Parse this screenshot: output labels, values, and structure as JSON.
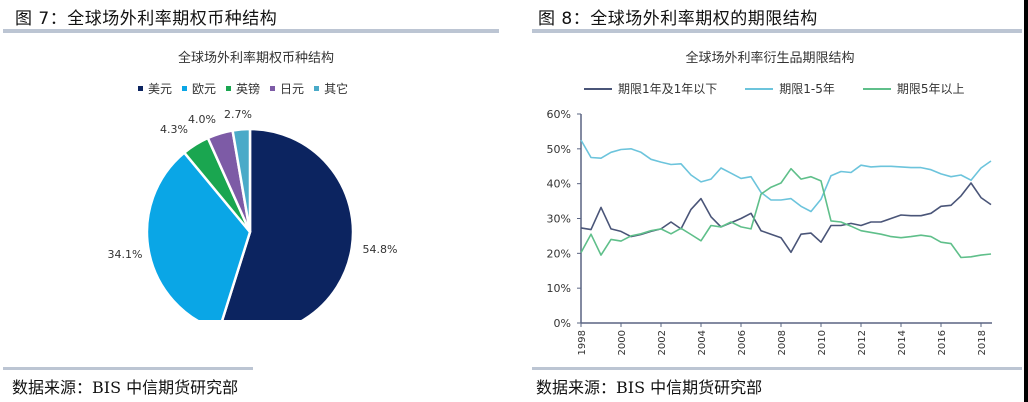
{
  "left_panel": {
    "figure_title": "图 7：全球场外利率期权币种结构",
    "source": "数据来源：BIS  中信期货研究部"
  },
  "right_panel": {
    "figure_title": "图 8：全球场外利率期权的期限结构",
    "source": "数据来源：BIS  中信期货研究部"
  },
  "chart_data": [
    {
      "type": "pie",
      "title": "全球场外利率期权币种结构",
      "legend_position": "top",
      "categories": [
        "美元",
        "欧元",
        "英镑",
        "日元",
        "其它"
      ],
      "values": [
        54.8,
        34.1,
        4.3,
        4.0,
        2.7
      ],
      "labels": [
        "54.8%",
        "34.1%",
        "4.3%",
        "4.0%",
        "2.7%"
      ],
      "colors": [
        "#0c2460",
        "#0aa6e6",
        "#1aa650",
        "#7d5ba6",
        "#4aaac8"
      ]
    },
    {
      "type": "line",
      "title": "全球场外利率衍生品期限结构",
      "legend_position": "top",
      "xlabel": "",
      "ylabel": "",
      "ylim": [
        0,
        60
      ],
      "yticks": [
        "0%",
        "10%",
        "20%",
        "30%",
        "40%",
        "50%",
        "60%"
      ],
      "xticks": [
        "1998",
        "2000",
        "2002",
        "2004",
        "2006",
        "2008",
        "2010",
        "2012",
        "2014",
        "2016",
        "2018"
      ],
      "x": [
        1998.0,
        1998.5,
        1999.0,
        1999.5,
        2000.0,
        2000.5,
        2001.0,
        2001.5,
        2002.0,
        2002.5,
        2003.0,
        2003.5,
        2004.0,
        2004.5,
        2005.0,
        2005.5,
        2006.0,
        2006.5,
        2007.0,
        2007.5,
        2008.0,
        2008.5,
        2009.0,
        2009.5,
        2010.0,
        2010.5,
        2011.0,
        2011.5,
        2012.0,
        2012.5,
        2013.0,
        2013.5,
        2014.0,
        2014.5,
        2015.0,
        2015.5,
        2016.0,
        2016.5,
        2017.0,
        2017.5,
        2018.0,
        2018.5
      ],
      "series": [
        {
          "name": "期限1年及1年以下",
          "color": "#4a5578",
          "values": [
            27.3,
            26.8,
            33.2,
            27.0,
            26.3,
            24.8,
            25.4,
            26.3,
            27.0,
            29.0,
            27.0,
            32.6,
            35.7,
            30.5,
            27.6,
            28.8,
            30.0,
            31.5,
            26.5,
            25.5,
            24.5,
            20.3,
            25.5,
            25.8,
            23.2,
            28.0,
            28.0,
            28.6,
            28.0,
            29.0,
            29.0,
            30.0,
            31.0,
            30.8,
            30.8,
            31.5,
            33.5,
            33.8,
            36.5,
            40.2,
            36.0,
            34.0
          ]
        },
        {
          "name": "期限1-5年",
          "color": "#6cc4dc",
          "values": [
            52.5,
            47.5,
            47.3,
            49.0,
            49.8,
            50.0,
            49.0,
            47.0,
            46.2,
            45.5,
            45.7,
            42.5,
            40.5,
            41.3,
            44.5,
            43.0,
            41.5,
            42.0,
            37.5,
            35.3,
            35.3,
            35.7,
            33.5,
            32.0,
            35.5,
            42.3,
            43.5,
            43.2,
            45.3,
            44.8,
            45.0,
            45.0,
            44.8,
            44.6,
            44.6,
            44.0,
            42.8,
            42.0,
            42.5,
            41.0,
            44.5,
            46.5
          ]
        },
        {
          "name": "期限5年以上",
          "color": "#5fbf8a",
          "values": [
            20.2,
            25.5,
            19.5,
            24.0,
            23.5,
            25.0,
            25.6,
            26.5,
            27.0,
            25.6,
            27.2,
            25.4,
            23.6,
            28.0,
            27.6,
            29.0,
            27.6,
            27.0,
            37.0,
            39.0,
            40.2,
            44.3,
            41.3,
            42.0,
            40.8,
            29.3,
            29.0,
            27.8,
            26.5,
            26.0,
            25.5,
            24.8,
            24.5,
            24.8,
            25.2,
            24.8,
            23.2,
            22.8,
            18.8,
            19.0,
            19.5,
            19.8
          ]
        }
      ]
    }
  ]
}
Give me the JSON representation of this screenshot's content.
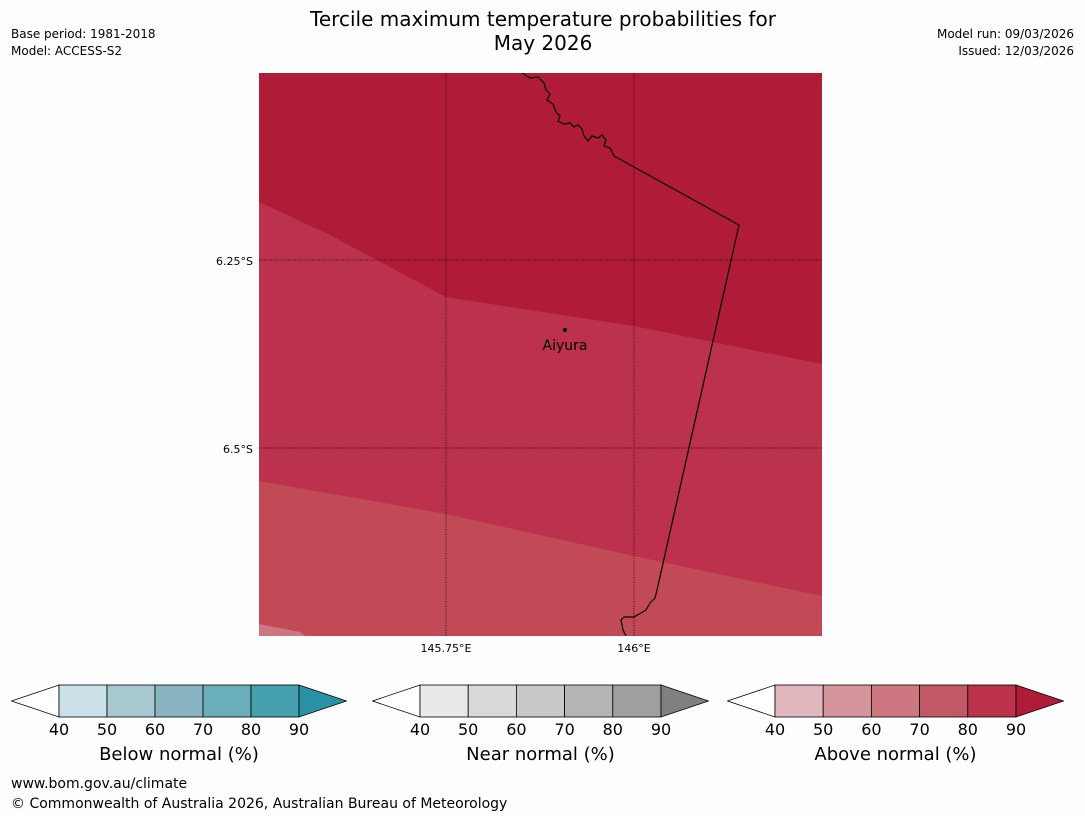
{
  "header": {
    "title_line1": "Tercile maximum temperature probabilities for",
    "title_line2": "May 2026",
    "base_period": "Base period: 1981-2018",
    "model": "Model: ACCESS-S2",
    "model_run": "Model run: 09/03/2026",
    "issued": "Issued: 12/03/2026"
  },
  "map": {
    "lat_labels": [
      "6.25°S",
      "6.5°S"
    ],
    "lon_labels": [
      "145.75°E",
      "146°E"
    ],
    "place_name": "Aiyura",
    "colors": {
      "band_80_90": "#b01b37",
      "band_70_80_dark": "#bc314b",
      "band_70_80": "#c14a56",
      "band_60_70": "#cd7780"
    }
  },
  "legends": [
    {
      "label": "Below normal (%)",
      "ticks": [
        "40",
        "50",
        "60",
        "70",
        "80",
        "90"
      ],
      "colors": [
        "#ffffff",
        "#cae2e7",
        "#a7c8ce",
        "#88b5c1",
        "#6aadbb",
        "#45a0af",
        "#2b92a5"
      ]
    },
    {
      "label": "Near normal (%)",
      "ticks": [
        "40",
        "50",
        "60",
        "70",
        "80",
        "90"
      ],
      "colors": [
        "#ffffff",
        "#e8e8e8",
        "#d9d9d9",
        "#c9c9c9",
        "#b5b5b5",
        "#9f9f9f",
        "#808080"
      ]
    },
    {
      "label": "Above normal (%)",
      "ticks": [
        "40",
        "50",
        "60",
        "70",
        "80",
        "90"
      ],
      "colors": [
        "#ffffff",
        "#e1b7bd",
        "#d6959d",
        "#cd7780",
        "#c35867",
        "#bc324b",
        "#b01b37"
      ]
    }
  ],
  "footer": {
    "url": "www.bom.gov.au/climate",
    "copyright": "© Commonwealth of Australia 2026, Australian Bureau of Meteorology"
  }
}
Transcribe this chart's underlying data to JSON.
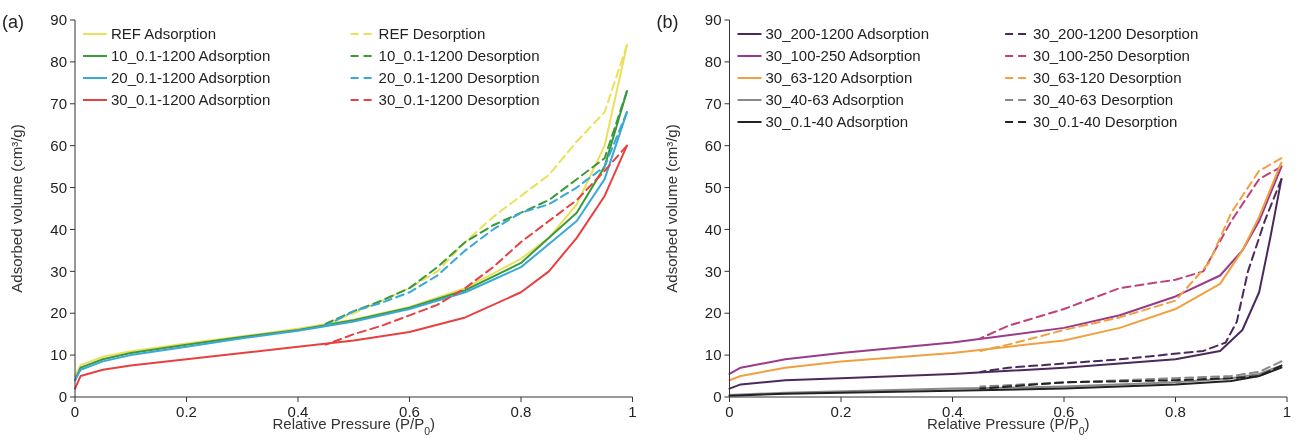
{
  "chart_data": [
    {
      "type": "line",
      "title": "(a)",
      "xlabel": "Relative Pressure (P/P$_{0}$)",
      "ylabel": "Adsorbed volume (cm³/g)",
      "xlim": [
        0,
        1
      ],
      "ylim": [
        0,
        90
      ],
      "xticks": [
        0,
        0.2,
        0.4,
        0.6,
        0.8,
        1
      ],
      "yticks": [
        0,
        10,
        20,
        30,
        40,
        50,
        60,
        70,
        80,
        90
      ],
      "legend": "top left",
      "series": [
        {
          "name": "REF Adsorption",
          "color": "#ece05a",
          "line_style": "solid",
          "x": [
            0,
            0.01,
            0.05,
            0.1,
            0.2,
            0.3,
            0.4,
            0.5,
            0.6,
            0.7,
            0.8,
            0.85,
            0.9,
            0.95,
            0.99
          ],
          "values": [
            5,
            7.6,
            9.6,
            10.9,
            12.8,
            14.5,
            16.3,
            18.5,
            21.5,
            26,
            33,
            38,
            46,
            60,
            84
          ]
        },
        {
          "name": "REF Desorption",
          "color": "#ece05a",
          "line_style": "dashed",
          "x": [
            0.99,
            0.95,
            0.9,
            0.85,
            0.8,
            0.75,
            0.7,
            0.65,
            0.6,
            0.55,
            0.5,
            0.45
          ],
          "values": [
            84,
            68,
            61,
            53,
            48,
            43,
            37,
            30,
            26,
            23,
            20,
            17.5
          ]
        },
        {
          "name": "10_0.1-1200 Adsorption",
          "color": "#3a9a3a",
          "line_style": "solid",
          "x": [
            0,
            0.01,
            0.05,
            0.1,
            0.2,
            0.3,
            0.4,
            0.5,
            0.6,
            0.7,
            0.8,
            0.9,
            0.95,
            0.99
          ],
          "values": [
            4,
            7,
            9,
            10.5,
            12.5,
            14.3,
            16,
            18.3,
            21.3,
            25.5,
            32,
            44,
            55,
            73
          ]
        },
        {
          "name": "10_0.1-1200 Desorption",
          "color": "#3a9a3a",
          "line_style": "dashed",
          "x": [
            0.99,
            0.95,
            0.9,
            0.85,
            0.8,
            0.75,
            0.7,
            0.65,
            0.6,
            0.55,
            0.5,
            0.45
          ],
          "values": [
            73,
            57,
            52,
            47,
            44,
            41,
            37,
            31,
            26,
            23,
            20.5,
            17.5
          ]
        },
        {
          "name": "20_0.1-1200 Adsorption",
          "color": "#3aa8d8",
          "line_style": "solid",
          "x": [
            0,
            0.01,
            0.05,
            0.1,
            0.2,
            0.3,
            0.4,
            0.5,
            0.6,
            0.7,
            0.8,
            0.9,
            0.95,
            0.99
          ],
          "values": [
            4,
            6.5,
            8.5,
            10,
            12,
            14,
            15.8,
            18,
            21,
            25,
            31,
            42,
            52,
            68
          ]
        },
        {
          "name": "20_0.1-1200 Desorption",
          "color": "#3aa8d8",
          "line_style": "dashed",
          "x": [
            0.99,
            0.95,
            0.9,
            0.85,
            0.8,
            0.75,
            0.7,
            0.65,
            0.6,
            0.55,
            0.5,
            0.45
          ],
          "values": [
            68,
            55,
            50,
            46,
            44,
            40,
            35,
            29,
            25,
            22.5,
            20.5,
            17
          ]
        },
        {
          "name": "30_0.1-1200 Adsorption",
          "color": "#e84040",
          "line_style": "solid",
          "x": [
            0,
            0.01,
            0.05,
            0.1,
            0.2,
            0.3,
            0.4,
            0.5,
            0.6,
            0.7,
            0.8,
            0.85,
            0.9,
            0.95,
            0.99
          ],
          "values": [
            2,
            5,
            6.5,
            7.5,
            9,
            10.5,
            12,
            13.5,
            15.5,
            19,
            25,
            30,
            38,
            48,
            60
          ]
        },
        {
          "name": "30_0.1-1200 Desorption",
          "color": "#e84040",
          "line_style": "dashed",
          "x": [
            0.99,
            0.95,
            0.9,
            0.85,
            0.8,
            0.75,
            0.7,
            0.65,
            0.6,
            0.55,
            0.5,
            0.45
          ],
          "values": [
            60,
            54,
            47,
            42,
            37,
            31,
            26,
            22,
            19.5,
            17,
            15,
            12.5
          ]
        }
      ]
    },
    {
      "type": "line",
      "title": "(b)",
      "xlabel": "Relative Pressure (P/P$_{0}$)",
      "ylabel": "Adsorbed volume (cm³/g)",
      "xlim": [
        0,
        1
      ],
      "ylim": [
        0,
        90
      ],
      "xticks": [
        0,
        0.2,
        0.4,
        0.6,
        0.8,
        1
      ],
      "yticks": [
        0,
        10,
        20,
        30,
        40,
        50,
        60,
        70,
        80,
        90
      ],
      "legend": "top left",
      "series": [
        {
          "name": "30_200-1200 Adsorption",
          "color": "#4a2a5a",
          "line_style": "solid",
          "x": [
            0,
            0.02,
            0.1,
            0.2,
            0.4,
            0.6,
            0.8,
            0.88,
            0.92,
            0.95,
            0.97,
            0.99
          ],
          "values": [
            2,
            3,
            4,
            4.5,
            5.5,
            7,
            9,
            11,
            16,
            25,
            38,
            52
          ]
        },
        {
          "name": "30_200-1200 Desorption",
          "color": "#4a2a5a",
          "line_style": "dashed",
          "x": [
            0.99,
            0.96,
            0.93,
            0.91,
            0.89,
            0.85,
            0.7,
            0.5,
            0.45
          ],
          "values": [
            52,
            42,
            30,
            18,
            13,
            11,
            9,
            7,
            6
          ]
        },
        {
          "name": "30_100-250 Adsorption",
          "color": "#9a3a8a",
          "line_style": "solid",
          "x": [
            0,
            0.02,
            0.1,
            0.2,
            0.4,
            0.6,
            0.7,
            0.8,
            0.88,
            0.92,
            0.95,
            0.99
          ],
          "values": [
            5.5,
            7,
            9,
            10.5,
            13,
            16.5,
            19.5,
            24,
            29,
            35,
            42,
            55
          ]
        },
        {
          "name": "30_100-250 Desorption",
          "color": "#c0407a",
          "line_style": "dashed",
          "x": [
            0.99,
            0.95,
            0.9,
            0.85,
            0.8,
            0.7,
            0.6,
            0.5,
            0.45
          ],
          "values": [
            55,
            52,
            42,
            30,
            28,
            26,
            21,
            17,
            14
          ]
        },
        {
          "name": "30_63-120 Adsorption",
          "color": "#f0a040",
          "line_style": "solid",
          "x": [
            0,
            0.02,
            0.1,
            0.2,
            0.4,
            0.6,
            0.7,
            0.8,
            0.88,
            0.92,
            0.95,
            0.99
          ],
          "values": [
            4,
            5,
            7,
            8.5,
            10.5,
            13.5,
            16.5,
            21,
            27,
            35,
            43,
            56
          ]
        },
        {
          "name": "30_63-120 Desorption",
          "color": "#f0a040",
          "line_style": "dashed",
          "x": [
            0.99,
            0.95,
            0.9,
            0.86,
            0.8,
            0.7,
            0.6,
            0.5,
            0.45
          ],
          "values": [
            57,
            54,
            44,
            32,
            23,
            19,
            16,
            12.5,
            11
          ]
        },
        {
          "name": "30_40-63 Adsorption",
          "color": "#888888",
          "line_style": "solid",
          "x": [
            0,
            0.1,
            0.4,
            0.6,
            0.8,
            0.9,
            0.95,
            0.99
          ],
          "values": [
            0.5,
            1,
            2,
            2.5,
            3.5,
            4.5,
            5.5,
            7.5
          ]
        },
        {
          "name": "30_40-63 Desorption",
          "color": "#888888",
          "line_style": "dashed",
          "x": [
            0.99,
            0.95,
            0.9,
            0.8,
            0.6,
            0.45
          ],
          "values": [
            8.5,
            6,
            5,
            4.5,
            3.5,
            2.5
          ]
        },
        {
          "name": "30_0.1-40 Adsorption",
          "color": "#222222",
          "line_style": "solid",
          "x": [
            0,
            0.1,
            0.4,
            0.6,
            0.8,
            0.9,
            0.95,
            0.99
          ],
          "values": [
            0.3,
            0.8,
            1.5,
            2,
            3,
            3.8,
            5,
            7
          ]
        },
        {
          "name": "30_0.1-40 Desorption",
          "color": "#222222",
          "line_style": "dashed",
          "x": [
            0.99,
            0.95,
            0.9,
            0.8,
            0.6,
            0.45
          ],
          "values": [
            7.5,
            5,
            4.5,
            4,
            3.5,
            2
          ]
        }
      ]
    }
  ]
}
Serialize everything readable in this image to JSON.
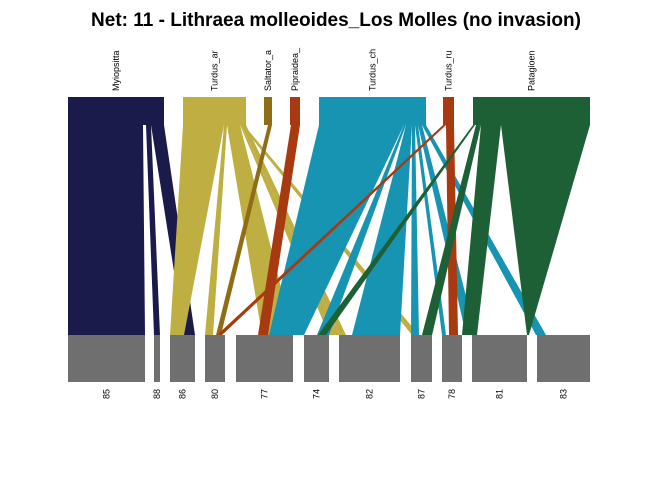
{
  "title": "Net: 11 - Lithraea molleoides_Los Molles (no invasion)",
  "colors": {
    "lower_box": "#6f6f6f",
    "Myiopsitta": "#1b1b4b",
    "Turdus_ar": "#bfae41",
    "Saltator_a": "#8f6d14",
    "Pipraidea_": "#a83a11",
    "Turdus_ch": "#1894b3",
    "Turdus_ru": "#a83a11",
    "Patagioen": "#1e6035"
  },
  "chart_data": {
    "type": "bipartite-network",
    "title": "Net: 11 - Lithraea molleoides_Los Molles (no invasion)",
    "higher": [
      "Myiopsitta",
      "Turdus_ar",
      "Saltator_a",
      "Pipraidea_",
      "Turdus_ch",
      "Turdus_ru",
      "Patagioen"
    ],
    "lower": [
      "85",
      "88",
      "86",
      "80",
      "77",
      "74",
      "82",
      "87",
      "78",
      "81",
      "83"
    ],
    "links": [
      {
        "from": "Myiopsitta",
        "to": "85"
      },
      {
        "from": "Myiopsitta",
        "to": "88"
      },
      {
        "from": "Myiopsitta",
        "to": "86"
      },
      {
        "from": "Turdus_ar",
        "to": "86"
      },
      {
        "from": "Turdus_ar",
        "to": "80"
      },
      {
        "from": "Turdus_ar",
        "to": "77"
      },
      {
        "from": "Turdus_ar",
        "to": "74"
      },
      {
        "from": "Turdus_ar",
        "to": "82"
      },
      {
        "from": "Turdus_ar",
        "to": "87"
      },
      {
        "from": "Saltator_a",
        "to": "80"
      },
      {
        "from": "Pipraidea_",
        "to": "77"
      },
      {
        "from": "Turdus_ch",
        "to": "77"
      },
      {
        "from": "Turdus_ch",
        "to": "74"
      },
      {
        "from": "Turdus_ch",
        "to": "82"
      },
      {
        "from": "Turdus_ch",
        "to": "87"
      },
      {
        "from": "Turdus_ch",
        "to": "78"
      },
      {
        "from": "Turdus_ch",
        "to": "81"
      },
      {
        "from": "Turdus_ch",
        "to": "83"
      },
      {
        "from": "Turdus_ru",
        "to": "80"
      },
      {
        "from": "Turdus_ru",
        "to": "78"
      },
      {
        "from": "Patagioen",
        "to": "74"
      },
      {
        "from": "Patagioen",
        "to": "87"
      },
      {
        "from": "Patagioen",
        "to": "78"
      },
      {
        "from": "Patagioen",
        "to": "81"
      },
      {
        "from": "Patagioen",
        "to": "83"
      }
    ]
  }
}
================
EXERCISE OBJECTIVE: Isolate the lines above that contain the word "JSON" and copy them.

IN RESPONSE:
Parse this screenshot: output labels, values, and structure as JSON.
Give me the JSON representation of this screenshot's content.
Transcribe this chart's underlying data to JSON.
Serialize everything readable in this image to JSON.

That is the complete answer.